▸ **What to produce**:
Show all lines from the listing below that contain "ὀλιγώτερον".
--- Begin Records shown ---
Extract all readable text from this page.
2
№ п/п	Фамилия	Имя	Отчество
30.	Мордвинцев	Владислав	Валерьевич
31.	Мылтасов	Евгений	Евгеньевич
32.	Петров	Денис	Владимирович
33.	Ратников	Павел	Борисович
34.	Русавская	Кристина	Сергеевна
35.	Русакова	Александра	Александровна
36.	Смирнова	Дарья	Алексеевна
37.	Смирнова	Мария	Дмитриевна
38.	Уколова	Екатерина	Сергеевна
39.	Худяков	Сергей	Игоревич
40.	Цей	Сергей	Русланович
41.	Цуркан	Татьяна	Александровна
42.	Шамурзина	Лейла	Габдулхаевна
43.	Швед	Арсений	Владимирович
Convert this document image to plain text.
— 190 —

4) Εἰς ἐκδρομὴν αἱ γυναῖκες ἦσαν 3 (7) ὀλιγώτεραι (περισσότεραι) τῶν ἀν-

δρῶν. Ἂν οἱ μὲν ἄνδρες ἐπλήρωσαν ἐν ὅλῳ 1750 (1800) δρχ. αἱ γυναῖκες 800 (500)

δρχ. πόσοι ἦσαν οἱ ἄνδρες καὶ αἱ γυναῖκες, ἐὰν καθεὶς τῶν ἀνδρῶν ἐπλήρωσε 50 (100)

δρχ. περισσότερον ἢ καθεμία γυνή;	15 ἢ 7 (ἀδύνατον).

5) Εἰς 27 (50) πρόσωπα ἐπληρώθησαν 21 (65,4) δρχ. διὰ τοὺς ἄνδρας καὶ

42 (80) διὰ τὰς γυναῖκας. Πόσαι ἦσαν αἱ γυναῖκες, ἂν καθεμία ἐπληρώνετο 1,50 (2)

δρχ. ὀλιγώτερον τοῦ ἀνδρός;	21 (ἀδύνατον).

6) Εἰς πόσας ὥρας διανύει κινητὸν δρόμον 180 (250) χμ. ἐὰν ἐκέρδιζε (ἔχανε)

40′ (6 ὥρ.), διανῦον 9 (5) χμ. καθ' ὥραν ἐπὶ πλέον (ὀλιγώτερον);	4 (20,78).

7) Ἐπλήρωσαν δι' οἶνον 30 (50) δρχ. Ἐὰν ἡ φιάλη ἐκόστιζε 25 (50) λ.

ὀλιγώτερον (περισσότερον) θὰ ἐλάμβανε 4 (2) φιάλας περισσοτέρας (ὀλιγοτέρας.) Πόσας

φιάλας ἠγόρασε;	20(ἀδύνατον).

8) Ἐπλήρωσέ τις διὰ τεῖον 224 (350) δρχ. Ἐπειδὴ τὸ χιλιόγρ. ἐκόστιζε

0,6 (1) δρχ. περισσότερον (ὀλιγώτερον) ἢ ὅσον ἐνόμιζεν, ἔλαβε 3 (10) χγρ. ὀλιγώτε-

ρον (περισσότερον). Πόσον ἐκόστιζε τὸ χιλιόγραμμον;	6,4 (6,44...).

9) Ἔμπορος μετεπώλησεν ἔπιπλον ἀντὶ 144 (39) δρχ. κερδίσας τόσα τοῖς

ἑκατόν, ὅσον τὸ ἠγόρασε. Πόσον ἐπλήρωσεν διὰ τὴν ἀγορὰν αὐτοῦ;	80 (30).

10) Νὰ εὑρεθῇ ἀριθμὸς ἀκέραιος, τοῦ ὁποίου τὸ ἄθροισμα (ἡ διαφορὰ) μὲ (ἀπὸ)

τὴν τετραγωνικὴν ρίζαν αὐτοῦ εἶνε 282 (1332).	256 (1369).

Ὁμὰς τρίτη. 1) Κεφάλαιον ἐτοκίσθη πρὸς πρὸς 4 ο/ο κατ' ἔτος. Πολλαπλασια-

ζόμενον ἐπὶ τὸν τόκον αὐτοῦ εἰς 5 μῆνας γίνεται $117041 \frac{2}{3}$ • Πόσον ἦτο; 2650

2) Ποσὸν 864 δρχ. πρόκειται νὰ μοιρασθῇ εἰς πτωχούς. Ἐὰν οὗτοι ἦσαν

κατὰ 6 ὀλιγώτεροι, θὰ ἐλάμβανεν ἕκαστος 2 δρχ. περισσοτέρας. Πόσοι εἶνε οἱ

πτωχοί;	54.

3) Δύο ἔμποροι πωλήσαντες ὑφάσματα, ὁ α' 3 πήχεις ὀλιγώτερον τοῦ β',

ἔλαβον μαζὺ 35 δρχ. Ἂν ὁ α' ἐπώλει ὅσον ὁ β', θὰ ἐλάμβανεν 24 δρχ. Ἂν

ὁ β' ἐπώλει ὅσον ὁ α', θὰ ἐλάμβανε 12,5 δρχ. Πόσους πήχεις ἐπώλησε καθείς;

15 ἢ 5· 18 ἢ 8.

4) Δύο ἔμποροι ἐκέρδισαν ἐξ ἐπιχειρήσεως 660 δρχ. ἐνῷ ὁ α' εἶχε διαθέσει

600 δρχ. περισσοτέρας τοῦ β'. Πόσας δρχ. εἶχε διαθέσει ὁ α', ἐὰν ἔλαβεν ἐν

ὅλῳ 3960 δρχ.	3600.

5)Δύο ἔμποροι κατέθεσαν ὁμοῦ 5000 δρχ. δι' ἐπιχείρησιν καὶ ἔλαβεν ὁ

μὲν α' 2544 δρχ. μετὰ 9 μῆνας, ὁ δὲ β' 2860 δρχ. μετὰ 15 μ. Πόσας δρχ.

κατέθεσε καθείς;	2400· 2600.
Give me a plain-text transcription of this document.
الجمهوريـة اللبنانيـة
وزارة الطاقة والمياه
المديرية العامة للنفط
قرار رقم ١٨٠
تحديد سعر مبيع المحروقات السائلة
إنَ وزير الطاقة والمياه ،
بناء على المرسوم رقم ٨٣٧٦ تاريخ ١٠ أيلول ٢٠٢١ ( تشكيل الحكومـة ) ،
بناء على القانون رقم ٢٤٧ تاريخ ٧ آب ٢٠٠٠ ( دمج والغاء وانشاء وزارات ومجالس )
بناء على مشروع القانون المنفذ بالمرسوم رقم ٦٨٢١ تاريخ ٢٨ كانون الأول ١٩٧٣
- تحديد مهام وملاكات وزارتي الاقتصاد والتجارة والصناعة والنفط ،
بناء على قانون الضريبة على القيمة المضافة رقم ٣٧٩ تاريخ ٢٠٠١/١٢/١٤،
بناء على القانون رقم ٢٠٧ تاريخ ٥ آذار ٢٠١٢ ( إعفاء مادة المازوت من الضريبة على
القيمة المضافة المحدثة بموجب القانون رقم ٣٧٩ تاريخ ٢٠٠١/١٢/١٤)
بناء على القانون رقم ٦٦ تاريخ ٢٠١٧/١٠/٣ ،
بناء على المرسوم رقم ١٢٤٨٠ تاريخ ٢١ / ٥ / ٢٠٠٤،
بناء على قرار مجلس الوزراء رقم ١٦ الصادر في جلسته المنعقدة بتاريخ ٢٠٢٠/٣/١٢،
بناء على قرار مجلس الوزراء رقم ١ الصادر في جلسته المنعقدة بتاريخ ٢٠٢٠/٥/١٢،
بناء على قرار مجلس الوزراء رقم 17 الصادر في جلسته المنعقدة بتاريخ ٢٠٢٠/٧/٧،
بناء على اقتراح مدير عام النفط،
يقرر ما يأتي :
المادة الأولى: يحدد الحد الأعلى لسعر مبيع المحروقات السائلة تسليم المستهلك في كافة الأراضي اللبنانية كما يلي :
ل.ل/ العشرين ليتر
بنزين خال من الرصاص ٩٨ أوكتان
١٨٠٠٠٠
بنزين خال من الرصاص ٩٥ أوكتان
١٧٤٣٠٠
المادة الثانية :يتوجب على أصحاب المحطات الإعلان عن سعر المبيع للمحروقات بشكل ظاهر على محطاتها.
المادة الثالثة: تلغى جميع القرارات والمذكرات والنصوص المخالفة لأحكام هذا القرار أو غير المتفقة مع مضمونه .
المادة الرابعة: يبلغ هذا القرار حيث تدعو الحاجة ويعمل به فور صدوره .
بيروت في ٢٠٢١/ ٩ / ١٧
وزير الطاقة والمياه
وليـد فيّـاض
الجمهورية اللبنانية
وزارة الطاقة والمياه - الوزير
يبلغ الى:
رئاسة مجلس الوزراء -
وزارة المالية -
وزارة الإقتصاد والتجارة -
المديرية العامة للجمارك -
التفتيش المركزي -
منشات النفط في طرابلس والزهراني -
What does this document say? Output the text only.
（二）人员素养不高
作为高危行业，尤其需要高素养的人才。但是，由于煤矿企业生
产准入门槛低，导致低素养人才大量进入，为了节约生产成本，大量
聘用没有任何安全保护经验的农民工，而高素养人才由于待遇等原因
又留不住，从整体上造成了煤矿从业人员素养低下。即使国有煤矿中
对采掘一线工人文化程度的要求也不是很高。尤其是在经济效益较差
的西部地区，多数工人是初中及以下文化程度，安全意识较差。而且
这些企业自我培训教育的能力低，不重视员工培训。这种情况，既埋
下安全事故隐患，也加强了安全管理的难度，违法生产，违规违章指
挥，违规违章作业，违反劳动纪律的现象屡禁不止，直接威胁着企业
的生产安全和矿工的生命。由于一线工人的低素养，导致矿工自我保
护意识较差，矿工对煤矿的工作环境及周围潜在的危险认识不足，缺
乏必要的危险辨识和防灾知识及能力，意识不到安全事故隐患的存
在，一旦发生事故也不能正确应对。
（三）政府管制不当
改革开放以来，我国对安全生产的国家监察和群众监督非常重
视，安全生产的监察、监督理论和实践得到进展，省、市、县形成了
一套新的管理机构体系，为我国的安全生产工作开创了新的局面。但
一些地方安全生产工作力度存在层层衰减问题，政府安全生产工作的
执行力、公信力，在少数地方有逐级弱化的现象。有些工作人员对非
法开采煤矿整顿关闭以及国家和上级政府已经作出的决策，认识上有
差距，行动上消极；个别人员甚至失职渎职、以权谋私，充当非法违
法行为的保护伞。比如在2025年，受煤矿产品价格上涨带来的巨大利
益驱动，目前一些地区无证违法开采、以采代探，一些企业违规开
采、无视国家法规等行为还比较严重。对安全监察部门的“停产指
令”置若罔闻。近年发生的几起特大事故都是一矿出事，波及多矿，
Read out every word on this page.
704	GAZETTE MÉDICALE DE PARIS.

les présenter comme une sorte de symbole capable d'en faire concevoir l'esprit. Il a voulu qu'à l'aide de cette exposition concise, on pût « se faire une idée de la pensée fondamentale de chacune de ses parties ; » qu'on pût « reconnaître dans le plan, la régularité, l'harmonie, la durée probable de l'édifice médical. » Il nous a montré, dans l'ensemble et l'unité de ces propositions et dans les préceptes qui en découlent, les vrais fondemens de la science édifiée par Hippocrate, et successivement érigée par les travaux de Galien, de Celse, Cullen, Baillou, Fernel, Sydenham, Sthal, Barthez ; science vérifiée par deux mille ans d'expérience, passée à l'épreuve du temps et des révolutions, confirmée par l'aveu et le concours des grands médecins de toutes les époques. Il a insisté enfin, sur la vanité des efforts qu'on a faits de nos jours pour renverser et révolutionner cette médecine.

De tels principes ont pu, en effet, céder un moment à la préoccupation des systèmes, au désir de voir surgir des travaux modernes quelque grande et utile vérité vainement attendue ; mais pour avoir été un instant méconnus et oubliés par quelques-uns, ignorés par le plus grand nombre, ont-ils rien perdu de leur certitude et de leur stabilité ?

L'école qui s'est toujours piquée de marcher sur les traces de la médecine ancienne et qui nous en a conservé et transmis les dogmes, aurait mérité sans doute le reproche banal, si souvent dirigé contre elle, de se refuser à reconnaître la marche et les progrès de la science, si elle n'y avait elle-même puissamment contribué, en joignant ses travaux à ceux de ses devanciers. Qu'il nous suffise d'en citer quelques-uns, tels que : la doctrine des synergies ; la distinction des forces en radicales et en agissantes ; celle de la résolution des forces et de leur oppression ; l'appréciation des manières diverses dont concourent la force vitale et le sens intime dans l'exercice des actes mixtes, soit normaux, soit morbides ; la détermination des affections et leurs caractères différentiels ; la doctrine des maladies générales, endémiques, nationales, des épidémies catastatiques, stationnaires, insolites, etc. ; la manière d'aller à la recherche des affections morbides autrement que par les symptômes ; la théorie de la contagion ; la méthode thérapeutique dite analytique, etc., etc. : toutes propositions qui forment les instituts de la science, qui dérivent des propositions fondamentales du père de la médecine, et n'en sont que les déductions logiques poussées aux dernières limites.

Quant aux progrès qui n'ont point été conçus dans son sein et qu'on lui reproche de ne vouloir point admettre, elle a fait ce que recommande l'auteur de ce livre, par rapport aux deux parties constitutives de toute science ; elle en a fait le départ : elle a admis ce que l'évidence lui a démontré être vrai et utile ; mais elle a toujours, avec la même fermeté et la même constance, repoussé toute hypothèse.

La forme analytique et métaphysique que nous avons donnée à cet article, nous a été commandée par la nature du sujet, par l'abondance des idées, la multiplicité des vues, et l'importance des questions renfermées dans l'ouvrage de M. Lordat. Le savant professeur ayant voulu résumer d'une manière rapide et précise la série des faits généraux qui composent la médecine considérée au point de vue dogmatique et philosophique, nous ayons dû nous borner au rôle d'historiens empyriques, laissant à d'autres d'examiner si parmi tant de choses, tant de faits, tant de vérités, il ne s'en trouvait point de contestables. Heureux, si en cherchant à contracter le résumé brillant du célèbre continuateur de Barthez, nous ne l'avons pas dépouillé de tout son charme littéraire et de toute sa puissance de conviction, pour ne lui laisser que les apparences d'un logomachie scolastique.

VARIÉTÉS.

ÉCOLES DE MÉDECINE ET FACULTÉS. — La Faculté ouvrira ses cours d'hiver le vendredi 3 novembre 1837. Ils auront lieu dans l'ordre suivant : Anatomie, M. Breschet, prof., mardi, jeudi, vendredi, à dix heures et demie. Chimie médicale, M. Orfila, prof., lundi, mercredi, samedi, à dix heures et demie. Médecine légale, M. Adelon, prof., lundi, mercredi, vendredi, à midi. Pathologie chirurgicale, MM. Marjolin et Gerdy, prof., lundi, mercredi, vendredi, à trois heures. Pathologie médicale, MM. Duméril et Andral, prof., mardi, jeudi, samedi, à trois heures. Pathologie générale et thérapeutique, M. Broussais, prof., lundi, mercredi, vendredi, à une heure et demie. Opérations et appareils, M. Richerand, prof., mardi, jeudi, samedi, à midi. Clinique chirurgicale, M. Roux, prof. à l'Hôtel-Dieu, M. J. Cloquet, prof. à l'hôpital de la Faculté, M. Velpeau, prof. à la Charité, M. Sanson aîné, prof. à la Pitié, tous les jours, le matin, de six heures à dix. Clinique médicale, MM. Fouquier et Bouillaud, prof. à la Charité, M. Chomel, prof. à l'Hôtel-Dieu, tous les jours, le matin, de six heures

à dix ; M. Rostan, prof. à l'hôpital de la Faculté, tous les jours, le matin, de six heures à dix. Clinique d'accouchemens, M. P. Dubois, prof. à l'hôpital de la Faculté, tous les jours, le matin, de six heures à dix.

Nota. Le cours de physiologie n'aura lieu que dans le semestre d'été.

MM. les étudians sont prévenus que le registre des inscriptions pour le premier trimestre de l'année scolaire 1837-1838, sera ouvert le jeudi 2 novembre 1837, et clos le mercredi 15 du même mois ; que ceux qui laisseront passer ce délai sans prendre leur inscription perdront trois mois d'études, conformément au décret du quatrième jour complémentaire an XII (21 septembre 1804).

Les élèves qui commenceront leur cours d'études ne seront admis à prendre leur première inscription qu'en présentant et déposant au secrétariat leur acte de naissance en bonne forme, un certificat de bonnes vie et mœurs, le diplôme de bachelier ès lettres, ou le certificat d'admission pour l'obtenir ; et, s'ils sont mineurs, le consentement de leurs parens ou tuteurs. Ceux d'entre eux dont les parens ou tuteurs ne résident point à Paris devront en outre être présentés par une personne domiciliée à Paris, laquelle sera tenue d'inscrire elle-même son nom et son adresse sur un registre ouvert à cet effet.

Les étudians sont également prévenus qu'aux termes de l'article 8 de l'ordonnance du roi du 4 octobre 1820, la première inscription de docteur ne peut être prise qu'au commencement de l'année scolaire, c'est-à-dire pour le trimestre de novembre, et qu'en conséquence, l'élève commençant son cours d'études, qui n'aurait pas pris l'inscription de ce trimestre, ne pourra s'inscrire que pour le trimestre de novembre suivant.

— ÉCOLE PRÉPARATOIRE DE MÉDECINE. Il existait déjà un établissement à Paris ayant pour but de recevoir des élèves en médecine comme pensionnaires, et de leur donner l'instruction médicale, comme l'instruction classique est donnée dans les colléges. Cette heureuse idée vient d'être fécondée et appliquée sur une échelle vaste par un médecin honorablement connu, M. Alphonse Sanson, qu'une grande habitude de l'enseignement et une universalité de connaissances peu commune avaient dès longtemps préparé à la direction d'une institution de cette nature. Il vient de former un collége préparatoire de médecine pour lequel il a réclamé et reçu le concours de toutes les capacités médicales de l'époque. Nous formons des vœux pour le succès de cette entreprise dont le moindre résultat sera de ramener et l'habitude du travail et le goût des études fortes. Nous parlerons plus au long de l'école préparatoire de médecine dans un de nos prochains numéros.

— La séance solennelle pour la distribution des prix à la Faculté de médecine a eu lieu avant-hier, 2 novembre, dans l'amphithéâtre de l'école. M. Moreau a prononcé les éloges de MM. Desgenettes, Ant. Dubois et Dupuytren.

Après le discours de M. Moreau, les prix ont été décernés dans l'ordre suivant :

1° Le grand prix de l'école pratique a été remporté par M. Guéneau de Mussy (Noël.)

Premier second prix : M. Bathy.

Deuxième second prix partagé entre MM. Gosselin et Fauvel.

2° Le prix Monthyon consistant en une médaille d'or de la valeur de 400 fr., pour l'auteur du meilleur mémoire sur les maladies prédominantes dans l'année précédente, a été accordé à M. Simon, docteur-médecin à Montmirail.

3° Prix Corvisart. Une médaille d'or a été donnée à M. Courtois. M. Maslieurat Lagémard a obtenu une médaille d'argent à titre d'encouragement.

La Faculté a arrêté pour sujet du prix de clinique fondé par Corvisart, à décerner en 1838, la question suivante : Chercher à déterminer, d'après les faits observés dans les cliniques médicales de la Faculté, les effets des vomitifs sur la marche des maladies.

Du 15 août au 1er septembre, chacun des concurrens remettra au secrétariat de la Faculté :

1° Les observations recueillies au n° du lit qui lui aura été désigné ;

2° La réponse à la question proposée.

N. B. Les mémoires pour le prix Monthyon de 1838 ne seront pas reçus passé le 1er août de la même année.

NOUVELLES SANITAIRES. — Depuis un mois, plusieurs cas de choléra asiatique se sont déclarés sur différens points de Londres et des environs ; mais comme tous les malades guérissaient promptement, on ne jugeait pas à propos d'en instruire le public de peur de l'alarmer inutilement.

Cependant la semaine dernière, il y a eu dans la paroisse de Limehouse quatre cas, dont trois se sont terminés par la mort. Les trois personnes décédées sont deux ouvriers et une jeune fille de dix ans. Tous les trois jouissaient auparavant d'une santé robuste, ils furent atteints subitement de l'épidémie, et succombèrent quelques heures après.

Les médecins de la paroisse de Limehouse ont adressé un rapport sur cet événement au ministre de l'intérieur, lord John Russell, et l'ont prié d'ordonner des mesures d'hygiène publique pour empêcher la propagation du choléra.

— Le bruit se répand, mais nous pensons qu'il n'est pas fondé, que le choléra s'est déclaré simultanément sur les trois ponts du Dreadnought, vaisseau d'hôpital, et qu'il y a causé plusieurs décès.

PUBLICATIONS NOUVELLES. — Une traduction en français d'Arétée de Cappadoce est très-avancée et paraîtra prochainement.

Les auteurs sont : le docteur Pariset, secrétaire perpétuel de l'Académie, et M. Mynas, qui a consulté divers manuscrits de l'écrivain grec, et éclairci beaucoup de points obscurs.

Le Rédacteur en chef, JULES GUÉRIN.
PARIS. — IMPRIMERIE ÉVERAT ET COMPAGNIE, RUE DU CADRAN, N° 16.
--- End Records shown ---
▸ **Result**:
δρχ. ὀλιγώτερον τοῦ ἀνδρός;	21 (ἀδύνατον).
40′ (6 ὥρ.), διανῦον 9 (5) χμ. καθ' ὥραν ἐπὶ πλέον (ὀλιγώτερον);	4 (20,78).
ὀλιγώτερον (περισσότερον) θὰ ἐλάμβανε 4 (2) φιάλας περισσοτέρας (ὀλιγοτέρας.) Πόσας
0,6 (1) δρχ. περισσότερον (ὀλιγώτερον) ἢ ὅσον ἐνόμιζεν, ἔλαβε 3 (10) χγρ. ὀλιγώτε-
3) Δύο ἔμποροι πωλήσαντες ὑφάσματα, ὁ α' 3 πήχεις ὀλιγώτερον τοῦ β',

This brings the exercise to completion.